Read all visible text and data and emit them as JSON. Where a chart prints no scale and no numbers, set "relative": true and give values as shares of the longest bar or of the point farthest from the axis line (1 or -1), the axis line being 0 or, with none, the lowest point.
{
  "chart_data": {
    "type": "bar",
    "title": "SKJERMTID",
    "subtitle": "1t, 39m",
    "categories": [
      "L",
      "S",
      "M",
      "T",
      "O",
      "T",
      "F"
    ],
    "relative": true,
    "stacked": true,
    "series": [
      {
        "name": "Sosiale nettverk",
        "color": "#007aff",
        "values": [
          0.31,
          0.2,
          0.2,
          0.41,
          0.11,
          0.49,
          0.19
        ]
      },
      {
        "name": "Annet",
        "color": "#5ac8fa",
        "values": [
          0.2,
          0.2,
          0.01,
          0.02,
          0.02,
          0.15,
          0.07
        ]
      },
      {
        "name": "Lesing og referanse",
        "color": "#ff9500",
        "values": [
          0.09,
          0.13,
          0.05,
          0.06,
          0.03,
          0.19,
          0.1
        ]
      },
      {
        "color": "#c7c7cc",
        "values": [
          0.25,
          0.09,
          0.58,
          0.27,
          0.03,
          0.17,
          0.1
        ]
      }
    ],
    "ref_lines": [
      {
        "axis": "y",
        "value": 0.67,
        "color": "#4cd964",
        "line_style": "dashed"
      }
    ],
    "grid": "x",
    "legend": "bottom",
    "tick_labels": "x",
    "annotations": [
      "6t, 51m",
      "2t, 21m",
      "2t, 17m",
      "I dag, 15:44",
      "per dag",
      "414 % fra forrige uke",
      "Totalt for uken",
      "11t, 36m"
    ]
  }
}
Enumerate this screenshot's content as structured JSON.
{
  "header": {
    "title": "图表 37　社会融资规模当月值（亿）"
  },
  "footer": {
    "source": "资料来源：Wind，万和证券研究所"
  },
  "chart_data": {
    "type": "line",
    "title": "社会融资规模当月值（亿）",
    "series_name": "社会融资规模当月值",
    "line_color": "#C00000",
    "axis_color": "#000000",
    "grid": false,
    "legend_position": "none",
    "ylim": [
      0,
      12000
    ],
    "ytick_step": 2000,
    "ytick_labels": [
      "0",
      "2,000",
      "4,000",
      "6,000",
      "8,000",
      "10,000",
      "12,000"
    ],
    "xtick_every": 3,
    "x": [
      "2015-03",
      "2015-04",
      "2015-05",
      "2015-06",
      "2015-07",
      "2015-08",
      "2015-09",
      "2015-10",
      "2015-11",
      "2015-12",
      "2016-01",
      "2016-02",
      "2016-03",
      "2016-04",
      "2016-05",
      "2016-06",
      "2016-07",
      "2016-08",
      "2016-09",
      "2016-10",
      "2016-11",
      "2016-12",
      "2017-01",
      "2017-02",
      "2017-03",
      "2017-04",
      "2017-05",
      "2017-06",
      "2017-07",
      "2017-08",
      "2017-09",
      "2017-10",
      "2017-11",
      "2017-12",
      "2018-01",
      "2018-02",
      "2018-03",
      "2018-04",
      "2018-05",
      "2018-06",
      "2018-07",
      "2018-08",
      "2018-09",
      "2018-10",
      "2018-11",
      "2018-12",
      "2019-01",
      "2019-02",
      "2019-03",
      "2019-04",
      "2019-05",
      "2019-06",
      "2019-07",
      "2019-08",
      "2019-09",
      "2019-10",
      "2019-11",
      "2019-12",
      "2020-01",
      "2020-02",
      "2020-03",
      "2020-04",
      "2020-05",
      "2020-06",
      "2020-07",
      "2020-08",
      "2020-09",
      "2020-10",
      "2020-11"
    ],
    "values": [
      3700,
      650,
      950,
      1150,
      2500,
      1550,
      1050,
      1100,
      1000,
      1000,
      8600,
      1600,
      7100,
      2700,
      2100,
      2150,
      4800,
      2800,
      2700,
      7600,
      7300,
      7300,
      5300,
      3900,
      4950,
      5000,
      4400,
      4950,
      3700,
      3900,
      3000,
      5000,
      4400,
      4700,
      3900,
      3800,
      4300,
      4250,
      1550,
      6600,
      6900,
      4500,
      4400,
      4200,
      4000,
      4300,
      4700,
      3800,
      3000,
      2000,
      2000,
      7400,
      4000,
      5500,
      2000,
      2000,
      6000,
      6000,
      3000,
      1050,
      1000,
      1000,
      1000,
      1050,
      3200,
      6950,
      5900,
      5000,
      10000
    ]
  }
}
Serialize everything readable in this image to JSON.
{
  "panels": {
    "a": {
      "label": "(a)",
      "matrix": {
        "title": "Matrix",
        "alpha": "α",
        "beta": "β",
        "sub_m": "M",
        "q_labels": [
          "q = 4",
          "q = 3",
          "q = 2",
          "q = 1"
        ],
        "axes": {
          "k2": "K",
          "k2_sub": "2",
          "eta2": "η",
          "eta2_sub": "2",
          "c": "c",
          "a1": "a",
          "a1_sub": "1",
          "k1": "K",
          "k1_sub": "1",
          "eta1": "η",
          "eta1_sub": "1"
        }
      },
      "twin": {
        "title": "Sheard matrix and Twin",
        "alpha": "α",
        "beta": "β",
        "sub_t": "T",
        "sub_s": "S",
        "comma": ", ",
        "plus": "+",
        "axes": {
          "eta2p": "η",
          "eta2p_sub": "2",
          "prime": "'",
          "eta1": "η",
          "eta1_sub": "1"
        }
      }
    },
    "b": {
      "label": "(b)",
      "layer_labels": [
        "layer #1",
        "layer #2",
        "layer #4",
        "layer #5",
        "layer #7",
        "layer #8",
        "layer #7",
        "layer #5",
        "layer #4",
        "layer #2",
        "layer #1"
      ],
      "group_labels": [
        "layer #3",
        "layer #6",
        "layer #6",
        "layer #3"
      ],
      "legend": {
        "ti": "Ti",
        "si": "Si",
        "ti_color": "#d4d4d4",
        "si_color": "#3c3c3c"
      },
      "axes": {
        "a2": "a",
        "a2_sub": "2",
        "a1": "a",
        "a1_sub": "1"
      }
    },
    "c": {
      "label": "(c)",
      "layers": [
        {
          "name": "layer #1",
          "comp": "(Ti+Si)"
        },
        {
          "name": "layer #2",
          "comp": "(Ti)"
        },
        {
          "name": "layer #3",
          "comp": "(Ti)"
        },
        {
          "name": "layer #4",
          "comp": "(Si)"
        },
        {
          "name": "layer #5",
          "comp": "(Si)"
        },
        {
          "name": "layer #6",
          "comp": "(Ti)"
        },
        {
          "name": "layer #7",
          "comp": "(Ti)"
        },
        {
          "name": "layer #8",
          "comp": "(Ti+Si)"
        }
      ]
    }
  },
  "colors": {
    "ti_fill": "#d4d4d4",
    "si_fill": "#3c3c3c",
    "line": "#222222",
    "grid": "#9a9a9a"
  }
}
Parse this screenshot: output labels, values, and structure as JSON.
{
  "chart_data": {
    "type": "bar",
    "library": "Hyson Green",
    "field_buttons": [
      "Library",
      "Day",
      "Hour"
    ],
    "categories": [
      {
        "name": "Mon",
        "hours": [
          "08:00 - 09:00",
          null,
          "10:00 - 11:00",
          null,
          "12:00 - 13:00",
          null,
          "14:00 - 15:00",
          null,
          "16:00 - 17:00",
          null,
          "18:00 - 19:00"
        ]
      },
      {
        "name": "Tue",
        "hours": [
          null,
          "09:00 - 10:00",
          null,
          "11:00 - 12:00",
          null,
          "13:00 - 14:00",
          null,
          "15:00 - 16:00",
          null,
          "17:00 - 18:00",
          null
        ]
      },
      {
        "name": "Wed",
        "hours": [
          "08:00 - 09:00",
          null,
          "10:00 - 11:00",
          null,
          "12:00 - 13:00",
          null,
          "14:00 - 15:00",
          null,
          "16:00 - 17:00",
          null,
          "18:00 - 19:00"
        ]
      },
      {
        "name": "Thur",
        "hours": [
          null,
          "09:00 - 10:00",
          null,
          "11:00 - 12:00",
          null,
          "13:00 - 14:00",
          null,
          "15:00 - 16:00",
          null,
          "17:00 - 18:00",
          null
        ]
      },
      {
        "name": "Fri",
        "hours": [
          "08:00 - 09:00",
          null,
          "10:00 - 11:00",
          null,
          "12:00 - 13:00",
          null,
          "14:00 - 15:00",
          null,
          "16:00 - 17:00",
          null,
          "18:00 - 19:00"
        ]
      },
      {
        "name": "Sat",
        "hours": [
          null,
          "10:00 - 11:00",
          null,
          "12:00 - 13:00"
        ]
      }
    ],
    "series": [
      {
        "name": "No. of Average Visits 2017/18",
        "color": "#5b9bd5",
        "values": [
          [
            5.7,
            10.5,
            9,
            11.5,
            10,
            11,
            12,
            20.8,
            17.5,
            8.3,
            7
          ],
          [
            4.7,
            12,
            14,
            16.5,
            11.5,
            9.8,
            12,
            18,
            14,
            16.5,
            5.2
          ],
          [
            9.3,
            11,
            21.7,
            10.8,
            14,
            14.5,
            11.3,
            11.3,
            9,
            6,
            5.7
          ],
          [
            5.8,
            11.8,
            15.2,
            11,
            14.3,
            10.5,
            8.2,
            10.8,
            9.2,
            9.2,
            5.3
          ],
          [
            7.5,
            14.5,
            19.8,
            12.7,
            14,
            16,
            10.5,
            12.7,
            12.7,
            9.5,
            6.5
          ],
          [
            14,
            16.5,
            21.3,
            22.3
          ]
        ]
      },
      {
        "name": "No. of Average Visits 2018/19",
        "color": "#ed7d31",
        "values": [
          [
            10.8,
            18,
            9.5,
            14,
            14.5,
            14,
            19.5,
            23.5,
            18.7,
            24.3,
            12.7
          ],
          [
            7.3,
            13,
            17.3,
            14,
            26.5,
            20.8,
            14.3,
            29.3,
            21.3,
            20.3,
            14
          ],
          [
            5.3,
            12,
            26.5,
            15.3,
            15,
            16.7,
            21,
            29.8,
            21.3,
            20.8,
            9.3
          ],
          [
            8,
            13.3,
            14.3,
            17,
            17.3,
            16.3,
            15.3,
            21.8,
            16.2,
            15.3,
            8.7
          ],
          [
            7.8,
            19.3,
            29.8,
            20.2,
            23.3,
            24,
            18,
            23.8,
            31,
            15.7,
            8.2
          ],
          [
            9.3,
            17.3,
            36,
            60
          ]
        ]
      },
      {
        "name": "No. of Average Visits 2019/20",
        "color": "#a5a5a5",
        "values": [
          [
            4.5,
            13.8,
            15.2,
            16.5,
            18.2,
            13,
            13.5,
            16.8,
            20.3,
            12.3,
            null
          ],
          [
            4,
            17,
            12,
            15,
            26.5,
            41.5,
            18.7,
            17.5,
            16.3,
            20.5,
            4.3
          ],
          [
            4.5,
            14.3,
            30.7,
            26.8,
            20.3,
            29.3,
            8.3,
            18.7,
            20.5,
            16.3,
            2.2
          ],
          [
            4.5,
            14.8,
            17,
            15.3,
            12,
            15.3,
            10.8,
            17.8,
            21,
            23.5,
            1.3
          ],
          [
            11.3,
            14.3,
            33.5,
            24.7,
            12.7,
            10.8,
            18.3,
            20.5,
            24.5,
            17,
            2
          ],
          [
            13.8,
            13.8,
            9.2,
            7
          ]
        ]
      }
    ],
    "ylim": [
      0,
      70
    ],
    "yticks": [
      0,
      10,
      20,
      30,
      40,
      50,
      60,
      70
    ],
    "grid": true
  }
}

:: Written task ::
Tell how many lines in the material above include the word "Visits", giving the number only.

:: Exercise result ::
3